Work instructions
The records below are to be copied word for word, with every picture left out.
********
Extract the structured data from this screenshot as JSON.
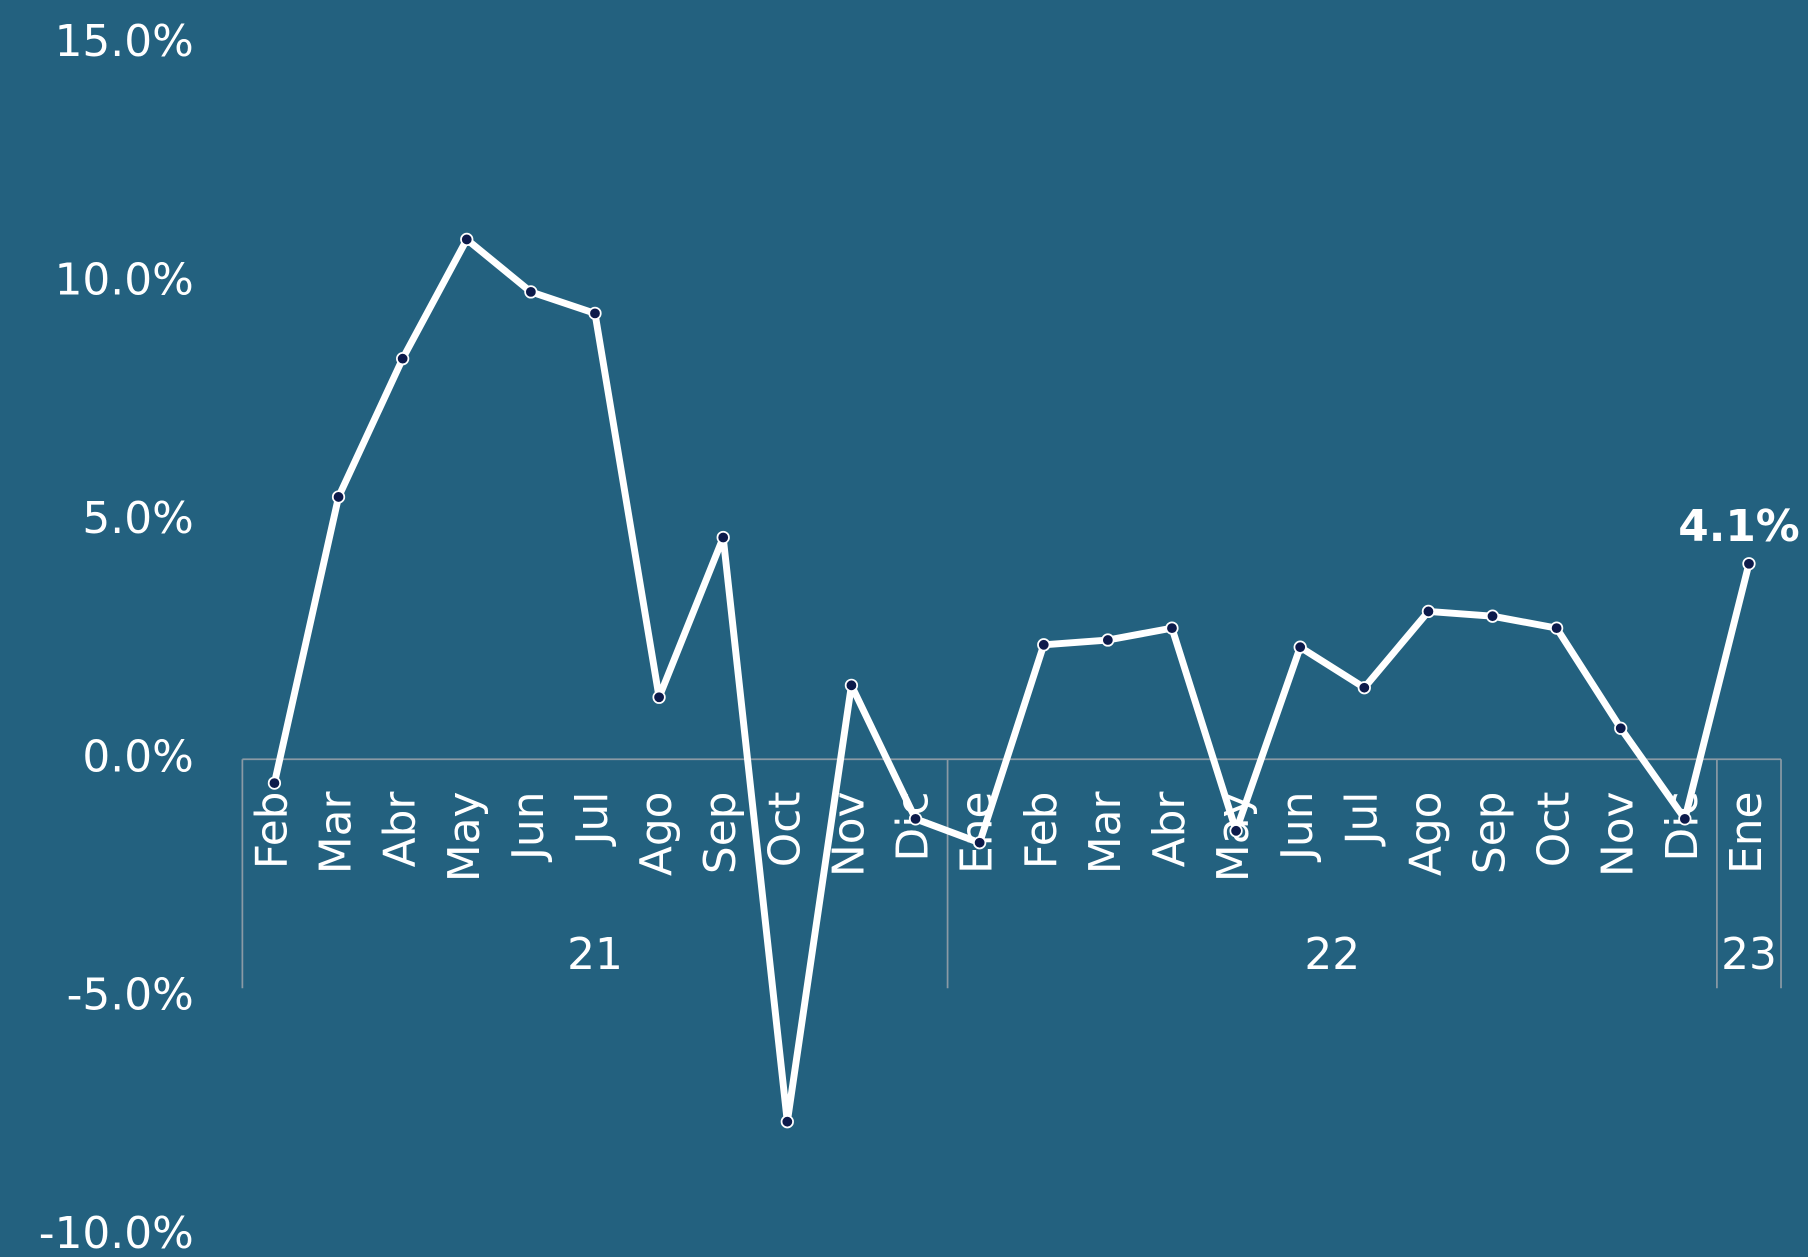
{
  "chart_data": {
    "type": "line",
    "groups": [
      {
        "label": "21",
        "categories": [
          "Feb",
          "Mar",
          "Abr",
          "May",
          "Jun",
          "Jul",
          "Ago",
          "Sep",
          "Oct",
          "Nov",
          "Dic"
        ]
      },
      {
        "label": "22",
        "categories": [
          "Ene",
          "Feb",
          "Mar",
          "Abr",
          "May",
          "Jun",
          "Jul",
          "Ago",
          "Sep",
          "Oct",
          "Nov",
          "Dic"
        ]
      },
      {
        "label": "23",
        "categories": [
          "Ene"
        ]
      }
    ],
    "values": [
      -0.5,
      5.5,
      8.4,
      10.9,
      9.8,
      9.35,
      1.3,
      4.65,
      -7.6,
      1.55,
      -1.25,
      -1.75,
      2.4,
      2.5,
      2.75,
      -1.5,
      2.35,
      1.5,
      3.1,
      3.0,
      2.75,
      0.65,
      -1.25,
      4.1
    ],
    "value_labels": [
      null,
      null,
      null,
      null,
      null,
      null,
      null,
      null,
      null,
      null,
      null,
      null,
      null,
      null,
      null,
      null,
      null,
      null,
      null,
      null,
      null,
      null,
      null,
      "4.1%"
    ],
    "color": "#ffffff",
    "marker_color": "#0d1b4b",
    "ylim": [
      -10,
      15
    ],
    "yticks": [
      {
        "value": -10,
        "label": "-10.0%"
      },
      {
        "value": -5,
        "label": "-5.0%"
      },
      {
        "value": 0,
        "label": "0.0%"
      },
      {
        "value": 5,
        "label": "5.0%"
      },
      {
        "value": 10,
        "label": "10.0%"
      },
      {
        "value": 15,
        "label": "15.0%"
      }
    ]
  }
}
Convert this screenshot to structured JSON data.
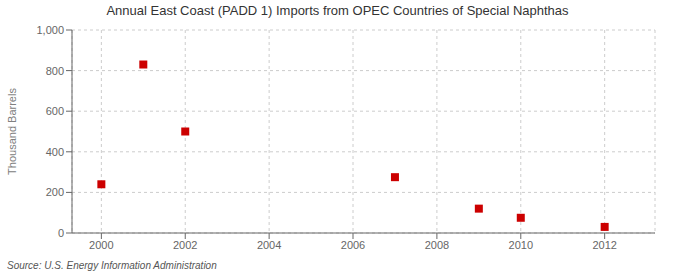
{
  "chart_data": {
    "type": "scatter",
    "title": "Annual East Coast (PADD 1) Imports from OPEC Countries of Special Naphthas",
    "ylabel": "Thousand Barrels",
    "annotations": [
      "Source: U.S. Energy Information Administration"
    ],
    "x": [
      2000,
      2001,
      2002,
      2007,
      2009,
      2010,
      2012
    ],
    "values": [
      240,
      830,
      500,
      275,
      120,
      75,
      30
    ],
    "color": "#cc0000",
    "marker": "square",
    "xlim": [
      1999.3,
      2013.2
    ],
    "ylim": [
      0,
      1000
    ],
    "xticks": [
      2000,
      2002,
      2004,
      2006,
      2008,
      2010,
      2012
    ],
    "yticks": [
      0,
      200,
      400,
      600,
      800,
      {
        "value": 1000,
        "label": "1,000"
      }
    ],
    "grid": true
  }
}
********
Correct output
Extract the structured data from this screenshot as JSON.
{
  "chart_data": {
    "type": "line",
    "groups": [
      {
        "label": "21",
        "categories": [
          "Feb",
          "Mar",
          "Abr",
          "May",
          "Jun",
          "Jul",
          "Ago",
          "Sep",
          "Oct",
          "Nov",
          "Dic"
        ]
      },
      {
        "label": "22",
        "categories": [
          "Ene",
          "Feb",
          "Mar",
          "Abr",
          "May",
          "Jun",
          "Jul",
          "Ago",
          "Sep",
          "Oct",
          "Nov",
          "Dic"
        ]
      },
      {
        "label": "23",
        "categories": [
          "Ene"
        ]
      }
    ],
    "values": [
      -0.5,
      5.5,
      8.4,
      10.9,
      9.8,
      9.35,
      1.3,
      4.65,
      -7.6,
      1.55,
      -1.25,
      -1.75,
      2.4,
      2.5,
      2.75,
      -1.5,
      2.35,
      1.5,
      3.1,
      3.0,
      2.75,
      0.65,
      -1.25,
      4.1
    ],
    "value_labels": [
      null,
      null,
      null,
      null,
      null,
      null,
      null,
      null,
      null,
      null,
      null,
      null,
      null,
      null,
      null,
      null,
      null,
      null,
      null,
      null,
      null,
      null,
      null,
      "4.1%"
    ],
    "color": "#ffffff",
    "marker_color": "#0d1b4b",
    "ylim": [
      -10,
      15
    ],
    "yticks": [
      {
        "value": -10,
        "label": "-10.0%"
      },
      {
        "value": -5,
        "label": "-5.0%"
      },
      {
        "value": 0,
        "label": "0.0%"
      },
      {
        "value": 5,
        "label": "5.0%"
      },
      {
        "value": 10,
        "label": "10.0%"
      },
      {
        "value": 15,
        "label": "15.0%"
      }
    ]
  }
}
Convert this screenshot to structured JSON data.
{
  "chart_data": {
    "type": "scatter",
    "title": "Annual East Coast (PADD 1) Imports from OPEC Countries of Special Naphthas",
    "ylabel": "Thousand Barrels",
    "annotations": [
      "Source: U.S. Energy Information Administration"
    ],
    "x": [
      2000,
      2001,
      2002,
      2007,
      2009,
      2010,
      2012
    ],
    "values": [
      240,
      830,
      500,
      275,
      120,
      75,
      30
    ],
    "color": "#cc0000",
    "marker": "square",
    "xlim": [
      1999.3,
      2013.2
    ],
    "ylim": [
      0,
      1000
    ],
    "xticks": [
      2000,
      2002,
      2004,
      2006,
      2008,
      2010,
      2012
    ],
    "yticks": [
      0,
      200,
      400,
      600,
      800,
      {
        "value": 1000,
        "label": "1,000"
      }
    ],
    "grid": true
  }
}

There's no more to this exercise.